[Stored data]
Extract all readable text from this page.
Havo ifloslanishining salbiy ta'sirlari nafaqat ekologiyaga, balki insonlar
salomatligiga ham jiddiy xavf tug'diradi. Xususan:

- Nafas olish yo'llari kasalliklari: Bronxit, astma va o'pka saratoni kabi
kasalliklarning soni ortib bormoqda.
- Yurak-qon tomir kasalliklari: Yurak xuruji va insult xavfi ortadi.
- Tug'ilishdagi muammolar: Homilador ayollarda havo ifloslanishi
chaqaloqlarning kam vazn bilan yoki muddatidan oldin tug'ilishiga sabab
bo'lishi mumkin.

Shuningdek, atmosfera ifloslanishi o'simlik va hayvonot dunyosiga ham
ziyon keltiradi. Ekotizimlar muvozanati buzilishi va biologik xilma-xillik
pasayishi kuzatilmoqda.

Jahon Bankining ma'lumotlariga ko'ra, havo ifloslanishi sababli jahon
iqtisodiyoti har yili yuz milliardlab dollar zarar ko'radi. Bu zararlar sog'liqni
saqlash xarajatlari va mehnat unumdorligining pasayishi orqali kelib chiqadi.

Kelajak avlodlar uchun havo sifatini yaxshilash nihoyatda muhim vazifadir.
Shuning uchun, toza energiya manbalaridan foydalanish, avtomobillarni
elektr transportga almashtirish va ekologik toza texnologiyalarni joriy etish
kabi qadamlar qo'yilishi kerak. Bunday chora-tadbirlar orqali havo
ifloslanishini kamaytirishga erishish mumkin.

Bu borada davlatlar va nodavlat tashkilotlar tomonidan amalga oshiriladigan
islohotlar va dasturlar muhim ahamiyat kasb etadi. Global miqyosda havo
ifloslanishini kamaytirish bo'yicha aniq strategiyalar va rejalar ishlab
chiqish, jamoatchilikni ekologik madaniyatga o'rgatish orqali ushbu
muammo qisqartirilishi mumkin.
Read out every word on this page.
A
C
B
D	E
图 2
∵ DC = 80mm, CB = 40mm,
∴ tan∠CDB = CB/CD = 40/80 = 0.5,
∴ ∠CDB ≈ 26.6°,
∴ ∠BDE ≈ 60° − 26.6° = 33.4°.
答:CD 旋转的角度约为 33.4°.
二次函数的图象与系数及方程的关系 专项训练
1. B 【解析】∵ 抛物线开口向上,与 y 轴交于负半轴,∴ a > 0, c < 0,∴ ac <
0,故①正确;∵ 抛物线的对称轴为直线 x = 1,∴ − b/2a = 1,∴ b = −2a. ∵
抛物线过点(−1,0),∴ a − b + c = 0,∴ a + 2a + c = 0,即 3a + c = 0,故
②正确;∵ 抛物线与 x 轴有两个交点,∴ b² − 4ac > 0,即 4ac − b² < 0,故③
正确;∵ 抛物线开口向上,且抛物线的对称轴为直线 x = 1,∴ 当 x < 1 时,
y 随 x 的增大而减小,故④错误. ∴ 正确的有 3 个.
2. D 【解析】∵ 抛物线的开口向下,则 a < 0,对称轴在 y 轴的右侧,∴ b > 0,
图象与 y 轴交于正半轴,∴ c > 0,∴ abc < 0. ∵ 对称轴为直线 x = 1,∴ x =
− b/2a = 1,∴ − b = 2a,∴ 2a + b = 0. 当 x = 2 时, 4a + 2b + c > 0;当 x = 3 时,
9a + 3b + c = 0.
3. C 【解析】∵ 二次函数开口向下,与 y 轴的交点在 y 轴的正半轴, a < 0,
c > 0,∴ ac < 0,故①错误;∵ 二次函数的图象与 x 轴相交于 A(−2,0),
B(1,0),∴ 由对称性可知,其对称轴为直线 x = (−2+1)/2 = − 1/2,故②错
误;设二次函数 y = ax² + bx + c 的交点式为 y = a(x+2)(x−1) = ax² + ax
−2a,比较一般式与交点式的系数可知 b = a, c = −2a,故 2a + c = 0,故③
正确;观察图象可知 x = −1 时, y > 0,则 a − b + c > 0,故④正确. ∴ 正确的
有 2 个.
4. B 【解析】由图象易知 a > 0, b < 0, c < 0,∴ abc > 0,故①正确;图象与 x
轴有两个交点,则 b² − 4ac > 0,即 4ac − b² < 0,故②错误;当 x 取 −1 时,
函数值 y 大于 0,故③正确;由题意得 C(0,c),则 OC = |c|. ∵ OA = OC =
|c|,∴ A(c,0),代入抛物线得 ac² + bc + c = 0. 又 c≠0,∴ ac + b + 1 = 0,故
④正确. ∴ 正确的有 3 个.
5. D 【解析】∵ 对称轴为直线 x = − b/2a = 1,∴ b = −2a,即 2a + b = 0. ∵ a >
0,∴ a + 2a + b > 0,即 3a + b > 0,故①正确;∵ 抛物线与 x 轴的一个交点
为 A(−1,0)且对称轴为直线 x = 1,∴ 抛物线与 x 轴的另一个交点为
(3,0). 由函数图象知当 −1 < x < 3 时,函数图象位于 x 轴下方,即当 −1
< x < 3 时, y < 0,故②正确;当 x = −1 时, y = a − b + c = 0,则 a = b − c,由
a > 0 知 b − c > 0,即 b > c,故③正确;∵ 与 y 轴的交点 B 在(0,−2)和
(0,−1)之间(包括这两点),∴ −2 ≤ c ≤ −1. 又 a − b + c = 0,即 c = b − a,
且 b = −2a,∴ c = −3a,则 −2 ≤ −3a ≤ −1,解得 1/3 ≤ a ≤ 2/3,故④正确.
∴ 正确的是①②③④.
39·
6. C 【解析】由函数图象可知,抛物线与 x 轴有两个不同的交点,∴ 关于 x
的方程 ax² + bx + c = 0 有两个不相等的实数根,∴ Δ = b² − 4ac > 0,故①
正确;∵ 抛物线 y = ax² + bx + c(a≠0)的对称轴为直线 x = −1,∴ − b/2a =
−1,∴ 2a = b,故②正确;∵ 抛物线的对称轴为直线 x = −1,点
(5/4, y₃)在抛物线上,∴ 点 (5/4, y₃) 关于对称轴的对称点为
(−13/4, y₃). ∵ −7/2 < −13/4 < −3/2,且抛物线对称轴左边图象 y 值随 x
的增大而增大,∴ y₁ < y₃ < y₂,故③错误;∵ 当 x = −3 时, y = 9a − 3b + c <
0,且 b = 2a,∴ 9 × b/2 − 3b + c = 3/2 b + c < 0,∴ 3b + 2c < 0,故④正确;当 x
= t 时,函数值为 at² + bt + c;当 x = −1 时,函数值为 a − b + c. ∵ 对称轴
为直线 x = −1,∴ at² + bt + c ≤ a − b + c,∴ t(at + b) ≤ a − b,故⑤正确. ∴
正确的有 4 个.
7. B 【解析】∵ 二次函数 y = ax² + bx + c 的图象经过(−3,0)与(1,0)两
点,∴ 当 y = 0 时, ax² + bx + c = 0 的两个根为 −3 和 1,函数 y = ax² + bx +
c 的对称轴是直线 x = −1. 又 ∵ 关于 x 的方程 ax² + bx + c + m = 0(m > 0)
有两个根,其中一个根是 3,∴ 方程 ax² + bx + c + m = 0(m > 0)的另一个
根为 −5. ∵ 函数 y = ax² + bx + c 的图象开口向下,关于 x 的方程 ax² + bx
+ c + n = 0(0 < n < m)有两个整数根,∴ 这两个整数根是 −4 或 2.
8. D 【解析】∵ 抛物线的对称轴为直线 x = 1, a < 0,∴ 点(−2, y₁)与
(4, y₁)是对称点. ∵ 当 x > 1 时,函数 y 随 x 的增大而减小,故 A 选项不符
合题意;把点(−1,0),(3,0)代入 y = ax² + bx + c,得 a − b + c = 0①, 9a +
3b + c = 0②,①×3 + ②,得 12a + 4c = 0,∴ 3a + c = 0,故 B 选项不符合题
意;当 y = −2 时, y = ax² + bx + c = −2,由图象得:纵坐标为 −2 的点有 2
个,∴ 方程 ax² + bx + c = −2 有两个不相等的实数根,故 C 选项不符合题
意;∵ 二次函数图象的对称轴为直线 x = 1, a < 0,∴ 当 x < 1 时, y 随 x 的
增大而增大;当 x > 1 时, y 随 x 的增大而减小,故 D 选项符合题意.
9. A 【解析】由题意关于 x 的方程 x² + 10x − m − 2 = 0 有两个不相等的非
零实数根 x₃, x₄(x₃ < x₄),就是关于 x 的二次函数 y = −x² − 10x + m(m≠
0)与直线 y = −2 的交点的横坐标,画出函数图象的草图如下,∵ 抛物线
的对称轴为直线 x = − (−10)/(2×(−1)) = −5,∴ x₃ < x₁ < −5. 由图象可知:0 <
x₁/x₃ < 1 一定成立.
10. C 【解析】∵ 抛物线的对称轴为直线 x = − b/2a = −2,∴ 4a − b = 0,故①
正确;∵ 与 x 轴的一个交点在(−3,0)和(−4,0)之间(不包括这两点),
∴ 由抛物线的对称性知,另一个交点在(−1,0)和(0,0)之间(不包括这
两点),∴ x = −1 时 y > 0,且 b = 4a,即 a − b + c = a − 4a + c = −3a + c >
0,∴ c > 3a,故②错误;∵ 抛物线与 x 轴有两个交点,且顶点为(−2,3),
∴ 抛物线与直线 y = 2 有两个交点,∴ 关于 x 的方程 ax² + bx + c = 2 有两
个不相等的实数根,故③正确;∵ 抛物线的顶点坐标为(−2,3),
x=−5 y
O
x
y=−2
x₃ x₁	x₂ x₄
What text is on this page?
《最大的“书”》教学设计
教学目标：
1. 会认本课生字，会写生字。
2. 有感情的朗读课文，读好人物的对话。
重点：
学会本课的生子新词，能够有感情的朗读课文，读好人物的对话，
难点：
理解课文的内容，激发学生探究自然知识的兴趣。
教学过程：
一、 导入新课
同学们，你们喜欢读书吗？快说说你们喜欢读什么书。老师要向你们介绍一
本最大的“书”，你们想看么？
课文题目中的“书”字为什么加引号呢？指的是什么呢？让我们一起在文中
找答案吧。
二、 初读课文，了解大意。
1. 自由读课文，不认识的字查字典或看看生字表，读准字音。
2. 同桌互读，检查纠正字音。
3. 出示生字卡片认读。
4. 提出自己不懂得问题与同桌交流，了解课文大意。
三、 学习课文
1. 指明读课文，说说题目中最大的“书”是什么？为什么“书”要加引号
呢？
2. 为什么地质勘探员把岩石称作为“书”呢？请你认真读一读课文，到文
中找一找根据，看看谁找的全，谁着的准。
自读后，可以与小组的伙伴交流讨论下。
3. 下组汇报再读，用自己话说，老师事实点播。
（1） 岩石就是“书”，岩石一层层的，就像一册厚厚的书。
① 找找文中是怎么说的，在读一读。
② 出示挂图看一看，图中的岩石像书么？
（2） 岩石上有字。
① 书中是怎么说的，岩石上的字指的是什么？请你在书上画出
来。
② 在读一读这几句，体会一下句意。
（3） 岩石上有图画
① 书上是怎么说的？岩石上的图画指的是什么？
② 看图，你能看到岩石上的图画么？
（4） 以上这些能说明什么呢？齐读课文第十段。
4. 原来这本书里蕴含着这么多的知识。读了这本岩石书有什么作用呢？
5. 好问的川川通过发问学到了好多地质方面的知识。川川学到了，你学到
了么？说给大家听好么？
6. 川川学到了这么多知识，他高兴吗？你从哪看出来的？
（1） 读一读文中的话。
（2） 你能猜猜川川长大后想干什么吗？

[Work to complete]
Look through the data above. Find each line with the string "故①正确" and copy it.

[Written answer]
0,故①正确;∵ 抛物线的对称轴为直线 x = 1,∴ − b/2a = 1,∴ b = −2a. ∵
4. B 【解析】由图象易知 a > 0, b < 0, c < 0,∴ abc > 0,故①正确;图象与 x
0,∴ a + 2a + b > 0,即 3a + b > 0,故①正确;∵ 抛物线与 x 轴的一个交点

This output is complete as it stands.